■ EXERCISE ■
Extract every line below, verbatim.

■ EXTRACTED MATERIAL ■
========

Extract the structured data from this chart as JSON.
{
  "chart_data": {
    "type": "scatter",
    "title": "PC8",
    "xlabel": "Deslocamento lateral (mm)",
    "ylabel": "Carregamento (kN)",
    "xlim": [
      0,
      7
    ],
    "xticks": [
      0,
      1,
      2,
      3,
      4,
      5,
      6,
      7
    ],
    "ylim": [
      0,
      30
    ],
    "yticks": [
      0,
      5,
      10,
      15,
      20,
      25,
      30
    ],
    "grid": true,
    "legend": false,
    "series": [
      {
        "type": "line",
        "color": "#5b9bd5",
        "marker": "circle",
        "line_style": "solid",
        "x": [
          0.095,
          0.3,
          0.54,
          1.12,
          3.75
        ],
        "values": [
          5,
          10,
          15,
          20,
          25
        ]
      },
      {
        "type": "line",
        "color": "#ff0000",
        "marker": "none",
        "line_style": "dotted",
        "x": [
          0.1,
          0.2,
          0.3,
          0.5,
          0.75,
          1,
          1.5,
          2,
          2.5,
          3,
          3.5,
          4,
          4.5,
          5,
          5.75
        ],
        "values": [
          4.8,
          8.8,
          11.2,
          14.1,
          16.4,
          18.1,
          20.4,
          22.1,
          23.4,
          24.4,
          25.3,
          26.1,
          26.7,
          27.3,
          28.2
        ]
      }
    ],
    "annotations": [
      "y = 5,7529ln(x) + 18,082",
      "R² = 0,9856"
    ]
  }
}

========

■ SOLUTION TO THE EXERCISE ■
Extract the structured data from this chart as JSON.
{
  "chart_data": {
    "type": "scatter",
    "title": "PC8",
    "xlabel": "Deslocamento lateral (mm)",
    "ylabel": "Carregamento (kN)",
    "xlim": [
      0,
      7
    ],
    "xticks": [
      0,
      1,
      2,
      3,
      4,
      5,
      6,
      7
    ],
    "ylim": [
      0,
      30
    ],
    "yticks": [
      0,
      5,
      10,
      15,
      20,
      25,
      30
    ],
    "grid": true,
    "legend": false,
    "series": [
      {
        "type": "line",
        "color": "#5b9bd5",
        "marker": "circle",
        "line_style": "solid",
        "x": [
          0.095,
          0.3,
          0.54,
          1.12,
          3.75
        ],
        "values": [
          5,
          10,
          15,
          20,
          25
        ]
      },
      {
        "type": "line",
        "color": "#ff0000",
        "marker": "none",
        "line_style": "dotted",
        "x": [
          0.1,
          0.2,
          0.3,
          0.5,
          0.75,
          1,
          1.5,
          2,
          2.5,
          3,
          3.5,
          4,
          4.5,
          5,
          5.75
        ],
        "values": [
          4.8,
          8.8,
          11.2,
          14.1,
          16.4,
          18.1,
          20.4,
          22.1,
          23.4,
          24.4,
          25.3,
          26.1,
          26.7,
          27.3,
          28.2
        ]
      }
    ],
    "annotations": [
      "y = 5,7529ln(x) + 18,082",
      "R² = 0,9856"
    ]
  }
}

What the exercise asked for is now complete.